▸ TASK GOAL:
Tally every line of the listing below that holds "this", then give the tally alone.

▸ RECORDS SUPPLIED:

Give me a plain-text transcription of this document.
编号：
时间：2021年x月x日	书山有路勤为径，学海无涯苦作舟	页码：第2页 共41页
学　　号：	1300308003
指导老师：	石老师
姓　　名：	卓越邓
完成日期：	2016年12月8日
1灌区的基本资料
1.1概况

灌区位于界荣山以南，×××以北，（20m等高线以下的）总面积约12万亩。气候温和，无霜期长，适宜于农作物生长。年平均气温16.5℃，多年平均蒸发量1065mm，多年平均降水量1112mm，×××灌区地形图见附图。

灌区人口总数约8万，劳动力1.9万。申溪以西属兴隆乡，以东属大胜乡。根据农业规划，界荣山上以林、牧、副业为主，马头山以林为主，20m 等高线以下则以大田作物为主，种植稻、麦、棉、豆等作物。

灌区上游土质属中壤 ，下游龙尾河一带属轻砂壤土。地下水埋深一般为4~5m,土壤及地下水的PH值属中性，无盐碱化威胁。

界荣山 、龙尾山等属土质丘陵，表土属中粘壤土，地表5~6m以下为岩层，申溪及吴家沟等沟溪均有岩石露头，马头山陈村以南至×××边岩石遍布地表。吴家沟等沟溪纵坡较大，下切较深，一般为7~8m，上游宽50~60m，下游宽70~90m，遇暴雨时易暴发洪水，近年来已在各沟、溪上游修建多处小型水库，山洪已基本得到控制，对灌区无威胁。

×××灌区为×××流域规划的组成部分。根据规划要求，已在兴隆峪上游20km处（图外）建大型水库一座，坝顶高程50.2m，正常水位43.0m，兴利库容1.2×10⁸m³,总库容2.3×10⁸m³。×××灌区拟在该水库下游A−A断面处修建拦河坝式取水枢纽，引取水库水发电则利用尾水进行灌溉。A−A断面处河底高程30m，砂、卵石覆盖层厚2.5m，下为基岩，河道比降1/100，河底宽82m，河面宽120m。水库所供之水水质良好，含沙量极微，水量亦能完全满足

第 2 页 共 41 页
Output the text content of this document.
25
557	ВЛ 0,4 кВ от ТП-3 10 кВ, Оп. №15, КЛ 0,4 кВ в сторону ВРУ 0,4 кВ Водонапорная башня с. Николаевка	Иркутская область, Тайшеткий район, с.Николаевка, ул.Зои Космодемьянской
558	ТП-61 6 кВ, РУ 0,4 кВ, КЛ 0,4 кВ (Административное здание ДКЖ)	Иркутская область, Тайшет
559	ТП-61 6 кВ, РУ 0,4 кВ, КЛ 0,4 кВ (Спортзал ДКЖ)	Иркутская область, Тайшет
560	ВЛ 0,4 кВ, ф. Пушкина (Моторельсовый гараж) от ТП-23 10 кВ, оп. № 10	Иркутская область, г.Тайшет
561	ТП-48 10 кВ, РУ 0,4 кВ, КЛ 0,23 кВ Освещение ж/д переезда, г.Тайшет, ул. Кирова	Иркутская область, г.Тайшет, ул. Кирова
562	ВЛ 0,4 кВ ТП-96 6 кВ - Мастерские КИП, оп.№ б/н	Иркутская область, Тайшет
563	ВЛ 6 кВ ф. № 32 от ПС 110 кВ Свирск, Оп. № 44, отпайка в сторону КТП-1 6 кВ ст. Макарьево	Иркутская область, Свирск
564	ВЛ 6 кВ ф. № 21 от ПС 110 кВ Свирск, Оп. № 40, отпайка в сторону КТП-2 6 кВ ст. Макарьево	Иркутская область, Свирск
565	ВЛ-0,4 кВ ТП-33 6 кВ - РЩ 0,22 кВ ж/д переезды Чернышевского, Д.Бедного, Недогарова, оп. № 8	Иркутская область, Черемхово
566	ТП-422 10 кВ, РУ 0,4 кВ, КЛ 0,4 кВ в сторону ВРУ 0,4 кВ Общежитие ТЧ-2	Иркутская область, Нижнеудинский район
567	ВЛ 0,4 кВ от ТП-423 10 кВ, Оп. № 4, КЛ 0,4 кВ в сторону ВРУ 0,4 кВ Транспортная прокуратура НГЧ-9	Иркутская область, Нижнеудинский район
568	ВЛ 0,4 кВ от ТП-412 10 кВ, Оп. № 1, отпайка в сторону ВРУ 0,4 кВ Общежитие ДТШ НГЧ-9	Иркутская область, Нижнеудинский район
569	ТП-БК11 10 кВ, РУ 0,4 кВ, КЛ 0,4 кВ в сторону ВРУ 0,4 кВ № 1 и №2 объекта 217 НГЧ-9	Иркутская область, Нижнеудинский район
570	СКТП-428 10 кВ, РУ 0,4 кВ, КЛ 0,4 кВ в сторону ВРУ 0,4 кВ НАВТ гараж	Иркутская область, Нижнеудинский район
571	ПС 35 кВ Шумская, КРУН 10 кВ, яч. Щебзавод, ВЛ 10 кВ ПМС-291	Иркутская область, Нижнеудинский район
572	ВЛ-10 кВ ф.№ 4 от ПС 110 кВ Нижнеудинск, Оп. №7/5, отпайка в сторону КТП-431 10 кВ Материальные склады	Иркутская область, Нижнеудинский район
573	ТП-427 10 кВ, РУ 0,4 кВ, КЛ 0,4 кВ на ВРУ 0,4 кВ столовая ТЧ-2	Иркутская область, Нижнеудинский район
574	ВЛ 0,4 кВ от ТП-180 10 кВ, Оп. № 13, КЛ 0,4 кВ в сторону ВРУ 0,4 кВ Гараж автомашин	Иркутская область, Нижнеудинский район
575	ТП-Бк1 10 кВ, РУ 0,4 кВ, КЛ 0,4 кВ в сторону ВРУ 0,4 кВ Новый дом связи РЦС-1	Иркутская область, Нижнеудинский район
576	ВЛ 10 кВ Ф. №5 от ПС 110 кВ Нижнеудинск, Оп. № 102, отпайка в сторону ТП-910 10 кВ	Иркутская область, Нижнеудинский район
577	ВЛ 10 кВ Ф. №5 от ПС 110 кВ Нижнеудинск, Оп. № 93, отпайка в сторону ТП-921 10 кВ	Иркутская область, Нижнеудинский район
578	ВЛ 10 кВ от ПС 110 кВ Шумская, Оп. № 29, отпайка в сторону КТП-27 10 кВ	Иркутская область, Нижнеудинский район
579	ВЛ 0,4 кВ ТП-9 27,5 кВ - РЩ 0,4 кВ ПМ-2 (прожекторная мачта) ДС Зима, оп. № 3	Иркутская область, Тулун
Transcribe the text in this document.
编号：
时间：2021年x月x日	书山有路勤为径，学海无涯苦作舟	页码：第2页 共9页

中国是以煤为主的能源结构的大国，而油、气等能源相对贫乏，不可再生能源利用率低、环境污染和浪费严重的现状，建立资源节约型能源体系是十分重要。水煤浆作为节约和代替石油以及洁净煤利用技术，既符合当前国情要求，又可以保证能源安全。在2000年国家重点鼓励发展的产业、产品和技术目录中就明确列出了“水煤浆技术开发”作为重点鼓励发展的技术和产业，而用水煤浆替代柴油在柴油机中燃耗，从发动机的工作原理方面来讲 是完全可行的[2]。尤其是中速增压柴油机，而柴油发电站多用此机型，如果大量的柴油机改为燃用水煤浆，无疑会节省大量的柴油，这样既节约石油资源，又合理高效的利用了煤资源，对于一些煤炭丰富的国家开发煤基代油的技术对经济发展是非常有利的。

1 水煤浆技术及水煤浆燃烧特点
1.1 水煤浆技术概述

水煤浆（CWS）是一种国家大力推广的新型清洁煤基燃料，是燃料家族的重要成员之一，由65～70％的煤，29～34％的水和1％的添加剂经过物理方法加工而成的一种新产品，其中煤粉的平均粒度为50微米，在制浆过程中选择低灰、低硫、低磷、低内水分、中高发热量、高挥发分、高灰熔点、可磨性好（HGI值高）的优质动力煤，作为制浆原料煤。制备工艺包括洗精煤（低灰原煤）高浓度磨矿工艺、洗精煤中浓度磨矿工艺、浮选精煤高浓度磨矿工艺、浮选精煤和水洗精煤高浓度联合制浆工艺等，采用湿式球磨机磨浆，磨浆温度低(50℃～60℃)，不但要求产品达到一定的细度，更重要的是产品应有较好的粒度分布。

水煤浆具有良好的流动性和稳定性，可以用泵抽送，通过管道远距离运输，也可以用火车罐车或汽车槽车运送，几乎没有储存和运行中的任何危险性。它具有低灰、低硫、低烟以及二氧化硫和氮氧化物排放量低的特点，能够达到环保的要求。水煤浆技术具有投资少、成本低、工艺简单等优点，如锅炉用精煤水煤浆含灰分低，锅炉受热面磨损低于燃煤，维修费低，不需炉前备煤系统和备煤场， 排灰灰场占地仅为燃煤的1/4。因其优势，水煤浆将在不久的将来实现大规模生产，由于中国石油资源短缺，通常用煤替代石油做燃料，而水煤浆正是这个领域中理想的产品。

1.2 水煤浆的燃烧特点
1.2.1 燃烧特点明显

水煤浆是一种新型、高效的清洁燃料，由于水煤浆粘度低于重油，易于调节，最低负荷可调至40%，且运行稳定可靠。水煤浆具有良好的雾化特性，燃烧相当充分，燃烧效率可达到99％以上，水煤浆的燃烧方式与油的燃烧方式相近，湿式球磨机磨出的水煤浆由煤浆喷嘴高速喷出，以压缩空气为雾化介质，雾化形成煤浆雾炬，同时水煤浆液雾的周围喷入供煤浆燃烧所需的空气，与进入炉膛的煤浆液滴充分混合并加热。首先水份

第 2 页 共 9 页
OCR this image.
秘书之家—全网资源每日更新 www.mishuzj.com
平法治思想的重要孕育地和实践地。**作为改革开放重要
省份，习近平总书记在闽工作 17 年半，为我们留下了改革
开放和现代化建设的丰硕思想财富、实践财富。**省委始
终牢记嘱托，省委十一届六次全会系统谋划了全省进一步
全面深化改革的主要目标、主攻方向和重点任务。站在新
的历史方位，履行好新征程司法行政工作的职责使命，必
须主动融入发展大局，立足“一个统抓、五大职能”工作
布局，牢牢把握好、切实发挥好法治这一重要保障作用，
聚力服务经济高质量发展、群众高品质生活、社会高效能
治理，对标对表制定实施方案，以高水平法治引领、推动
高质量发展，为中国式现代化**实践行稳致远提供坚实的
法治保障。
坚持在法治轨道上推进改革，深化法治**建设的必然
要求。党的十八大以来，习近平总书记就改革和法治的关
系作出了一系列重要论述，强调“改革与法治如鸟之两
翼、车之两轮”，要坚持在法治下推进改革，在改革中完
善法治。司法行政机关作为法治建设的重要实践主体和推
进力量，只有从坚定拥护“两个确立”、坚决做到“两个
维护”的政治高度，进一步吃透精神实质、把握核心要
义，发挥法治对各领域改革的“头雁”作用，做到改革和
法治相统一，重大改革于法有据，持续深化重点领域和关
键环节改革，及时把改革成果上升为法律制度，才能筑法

▸ RESULT OF THE EXERCISE:
4